• **Task directions**
Show all lines holding "this".

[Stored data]
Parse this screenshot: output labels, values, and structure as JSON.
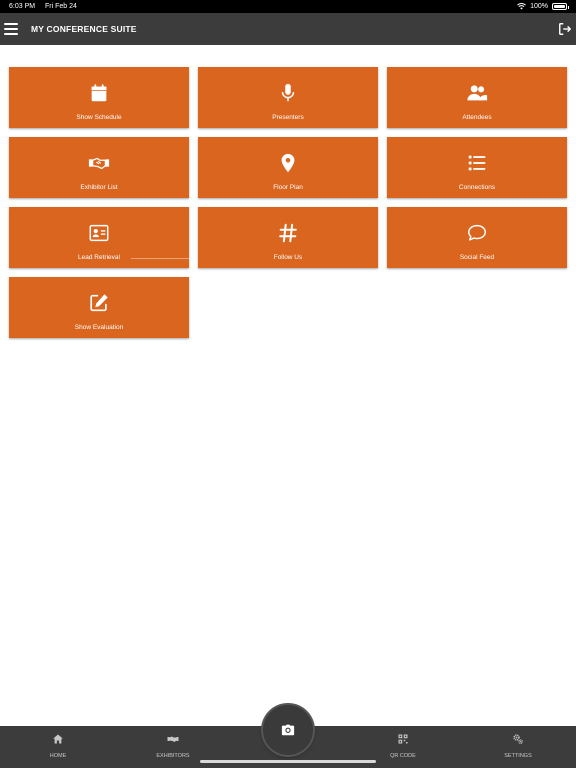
{
  "status_bar": {
    "time": "6:03 PM",
    "date": "Fri Feb 24",
    "battery": "100%",
    "battery_level": 1.0
  },
  "header": {
    "title": "MY CONFERENCE SUITE",
    "menu_icon": "hamburger-menu-icon",
    "logout_icon": "logout-icon"
  },
  "tiles": [
    {
      "label": "Show Schedule",
      "icon": "calendar-icon"
    },
    {
      "label": "Presenters",
      "icon": "microphone-icon"
    },
    {
      "label": "Attendees",
      "icon": "users-icon"
    },
    {
      "label": "Exhibitor List",
      "icon": "handshake-icon"
    },
    {
      "label": "Floor Plan",
      "icon": "map-pin-icon"
    },
    {
      "label": "Connections",
      "icon": "list-icon"
    },
    {
      "label": "Lead Retrieval",
      "icon": "id-card-icon"
    },
    {
      "label": "Follow Us",
      "icon": "hashtag-icon"
    },
    {
      "label": "Social Feed",
      "icon": "speech-bubble-icon"
    },
    {
      "label": "Show Evaluation",
      "icon": "edit-icon"
    }
  ],
  "bottom_nav": [
    {
      "label": "HOME",
      "icon": "home-icon"
    },
    {
      "label": "EXHIBITORS",
      "icon": "handshake-icon"
    },
    {
      "label": "QR CODE",
      "icon": "qr-code-icon"
    },
    {
      "label": "SETTINGS",
      "icon": "gears-icon"
    }
  ],
  "camera_button": {
    "icon": "camera-icon"
  },
  "colors": {
    "tile": "#d9651f",
    "header": "#3c3c3c",
    "status_bar": "#000000",
    "nav_text": "#c8c8c8"
  }
}
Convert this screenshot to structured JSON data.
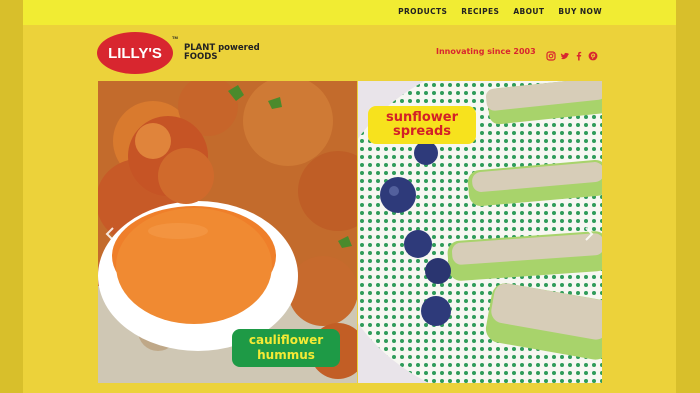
{
  "nav": {
    "items": [
      "PRODUCTS",
      "RECIPES",
      "ABOUT",
      "BUY NOW"
    ]
  },
  "brand": {
    "logo_text": "LILLY'S",
    "trademark": "TM",
    "tagline_line1": "PLANT powered",
    "tagline_line2": "FOODS",
    "innovating": "Innovating since 2003"
  },
  "social": {
    "icons": [
      "instagram-icon",
      "twitter-icon",
      "facebook-icon",
      "pinterest-icon"
    ]
  },
  "hero": {
    "left_label_line1": "cauliflower",
    "left_label_line2": "hummus",
    "right_label_line1": "sunflower",
    "right_label_line2": "spreads",
    "prev_icon": "chevron-left-icon",
    "next_icon": "chevron-right-icon"
  },
  "colors": {
    "page_bg": "#ecd23a",
    "top_bar": "#f1ec33",
    "brand_red": "#d8262f",
    "brand_green": "#1e9a46",
    "label_yellow": "#f7e21d"
  }
}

• **Task result**
Parse this screenshot: output labels, values, and structure as JSON.
Convert this screenshot to structured JSON data.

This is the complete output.